## Given task
From the line with "What data populates" to the final line of the records, reproduce every line exactly and only those lines.

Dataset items
————

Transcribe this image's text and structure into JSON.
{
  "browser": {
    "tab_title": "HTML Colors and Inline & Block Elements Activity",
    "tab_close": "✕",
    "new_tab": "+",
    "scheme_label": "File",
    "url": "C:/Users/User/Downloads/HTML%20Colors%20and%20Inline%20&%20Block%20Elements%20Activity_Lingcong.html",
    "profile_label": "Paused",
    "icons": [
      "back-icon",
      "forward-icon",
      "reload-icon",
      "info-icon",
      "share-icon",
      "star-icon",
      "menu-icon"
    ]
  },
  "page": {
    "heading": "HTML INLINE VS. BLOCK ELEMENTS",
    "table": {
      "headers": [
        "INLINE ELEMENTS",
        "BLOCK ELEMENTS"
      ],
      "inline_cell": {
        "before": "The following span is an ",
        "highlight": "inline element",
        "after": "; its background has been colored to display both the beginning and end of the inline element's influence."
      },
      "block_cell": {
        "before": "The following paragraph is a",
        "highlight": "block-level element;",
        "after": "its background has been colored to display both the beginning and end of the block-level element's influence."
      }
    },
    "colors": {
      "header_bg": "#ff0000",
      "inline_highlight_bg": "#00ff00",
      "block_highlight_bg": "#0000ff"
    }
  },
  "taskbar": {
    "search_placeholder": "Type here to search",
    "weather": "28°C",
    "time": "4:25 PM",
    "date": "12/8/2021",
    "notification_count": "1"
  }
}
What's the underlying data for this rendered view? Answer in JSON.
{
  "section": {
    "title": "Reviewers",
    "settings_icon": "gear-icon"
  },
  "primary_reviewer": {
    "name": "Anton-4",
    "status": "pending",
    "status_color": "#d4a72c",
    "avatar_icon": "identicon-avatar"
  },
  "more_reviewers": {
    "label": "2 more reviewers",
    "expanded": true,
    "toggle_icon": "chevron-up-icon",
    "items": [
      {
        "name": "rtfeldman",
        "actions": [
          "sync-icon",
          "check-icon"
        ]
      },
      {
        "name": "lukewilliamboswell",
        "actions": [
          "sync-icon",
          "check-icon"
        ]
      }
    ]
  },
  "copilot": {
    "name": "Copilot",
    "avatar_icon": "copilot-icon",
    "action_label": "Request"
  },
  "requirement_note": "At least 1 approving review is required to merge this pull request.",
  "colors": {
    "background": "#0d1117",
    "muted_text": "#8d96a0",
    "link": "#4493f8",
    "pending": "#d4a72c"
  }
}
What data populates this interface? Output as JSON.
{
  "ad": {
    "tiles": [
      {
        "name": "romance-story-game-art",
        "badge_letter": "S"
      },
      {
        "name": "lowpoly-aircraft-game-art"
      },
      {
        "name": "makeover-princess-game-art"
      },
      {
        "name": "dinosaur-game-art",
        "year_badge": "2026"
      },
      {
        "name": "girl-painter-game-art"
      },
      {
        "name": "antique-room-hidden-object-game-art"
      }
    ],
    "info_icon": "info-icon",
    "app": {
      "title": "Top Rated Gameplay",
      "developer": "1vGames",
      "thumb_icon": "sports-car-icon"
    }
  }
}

————

## Exercise solution
What data populates this interface? Output as JSON.
{
  "ad": {
    "tiles": [
      {
        "name": "romance-story-game-art",
        "badge_letter": "S"
      },
      {
        "name": "lowpoly-aircraft-game-art"
      },
      {
        "name": "makeover-princess-game-art"
      },
      {
        "name": "dinosaur-game-art",
        "year_badge": "2026"
      },
      {
        "name": "girl-painter-game-art"
      },
      {
        "name": "antique-room-hidden-object-game-art"
      }
    ],
    "info_icon": "info-icon",
    "app": {
      "title": "Top Rated Gameplay",
      "developer": "1vGames",
      "thumb_icon": "sports-car-icon"
    }
  }
}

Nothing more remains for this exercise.